Task directions: Repeat the full listing below verbatim and keep the images out.
# # # #
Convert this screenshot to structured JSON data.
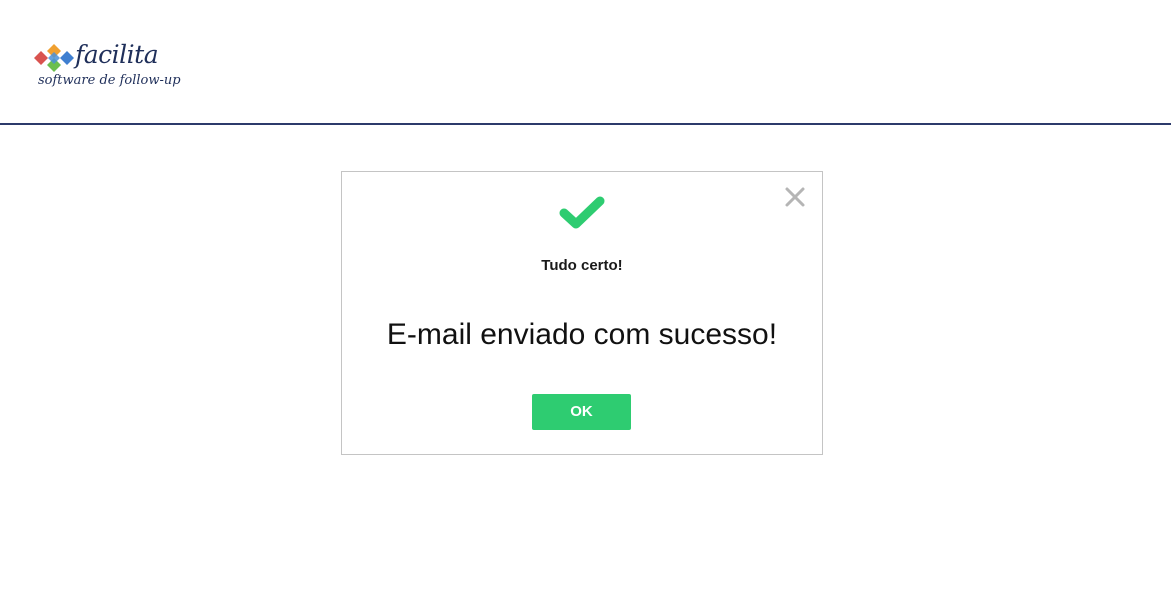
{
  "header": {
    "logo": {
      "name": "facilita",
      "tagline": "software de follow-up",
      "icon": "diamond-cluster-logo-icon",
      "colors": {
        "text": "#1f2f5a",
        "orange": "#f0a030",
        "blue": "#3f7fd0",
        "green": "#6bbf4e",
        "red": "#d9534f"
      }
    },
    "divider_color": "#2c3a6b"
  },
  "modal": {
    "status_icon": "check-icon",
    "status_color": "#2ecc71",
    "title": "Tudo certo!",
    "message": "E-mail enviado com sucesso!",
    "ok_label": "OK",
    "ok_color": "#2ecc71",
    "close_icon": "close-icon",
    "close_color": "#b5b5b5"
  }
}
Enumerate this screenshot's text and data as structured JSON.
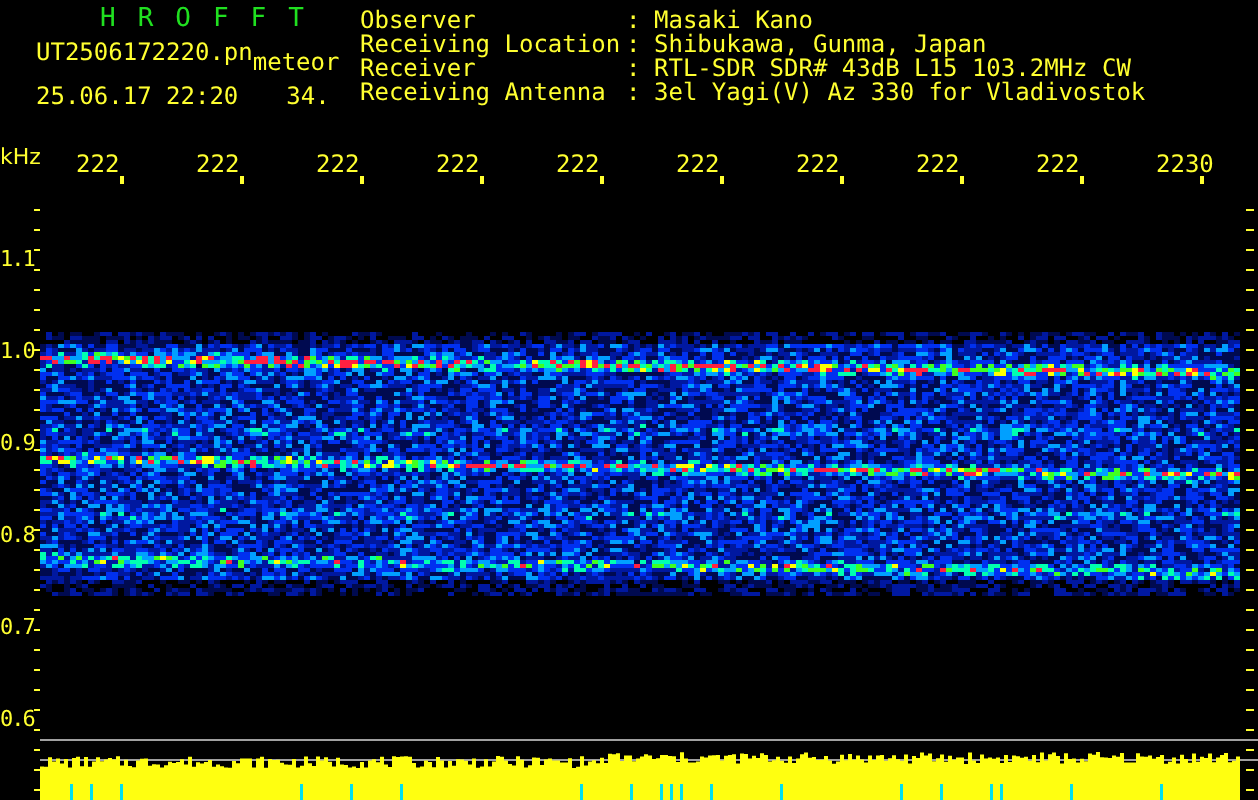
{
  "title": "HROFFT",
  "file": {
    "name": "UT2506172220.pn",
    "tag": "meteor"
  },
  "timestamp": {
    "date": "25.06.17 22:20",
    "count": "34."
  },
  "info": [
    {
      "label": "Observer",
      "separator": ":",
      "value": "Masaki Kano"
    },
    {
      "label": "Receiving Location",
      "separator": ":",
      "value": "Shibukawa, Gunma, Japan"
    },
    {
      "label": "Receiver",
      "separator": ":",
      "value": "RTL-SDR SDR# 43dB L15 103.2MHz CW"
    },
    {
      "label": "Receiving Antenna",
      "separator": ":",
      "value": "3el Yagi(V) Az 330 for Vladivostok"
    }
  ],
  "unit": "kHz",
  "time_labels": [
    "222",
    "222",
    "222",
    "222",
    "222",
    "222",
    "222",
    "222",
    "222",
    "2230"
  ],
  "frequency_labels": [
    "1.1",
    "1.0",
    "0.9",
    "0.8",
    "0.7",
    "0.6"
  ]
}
# # # #
The answer:
Convert this screenshot to structured JSON data.
{
  "header": {
    "logo": {
      "name": "facilita",
      "tagline": "software de follow-up",
      "icon": "diamond-cluster-logo-icon",
      "colors": {
        "text": "#1f2f5a",
        "orange": "#f0a030",
        "blue": "#3f7fd0",
        "green": "#6bbf4e",
        "red": "#d9534f"
      }
    },
    "divider_color": "#2c3a6b"
  },
  "modal": {
    "status_icon": "check-icon",
    "status_color": "#2ecc71",
    "title": "Tudo certo!",
    "message": "E-mail enviado com sucesso!",
    "ok_label": "OK",
    "ok_color": "#2ecc71",
    "close_icon": "close-icon",
    "close_color": "#b5b5b5"
  }
}
Enumerate this screenshot's text and data as structured JSON.
{
  "title": "HROFFT",
  "file": {
    "name": "UT2506172220.pn",
    "tag": "meteor"
  },
  "timestamp": {
    "date": "25.06.17 22:20",
    "count": "34."
  },
  "info": [
    {
      "label": "Observer",
      "separator": ":",
      "value": "Masaki Kano"
    },
    {
      "label": "Receiving Location",
      "separator": ":",
      "value": "Shibukawa, Gunma, Japan"
    },
    {
      "label": "Receiver",
      "separator": ":",
      "value": "RTL-SDR SDR# 43dB L15 103.2MHz CW"
    },
    {
      "label": "Receiving Antenna",
      "separator": ":",
      "value": "3el Yagi(V) Az 330 for Vladivostok"
    }
  ],
  "unit": "kHz",
  "time_labels": [
    "222",
    "222",
    "222",
    "222",
    "222",
    "222",
    "222",
    "222",
    "222",
    "2230"
  ],
  "frequency_labels": [
    "1.1",
    "1.0",
    "0.9",
    "0.8",
    "0.7",
    "0.6"
  ]
}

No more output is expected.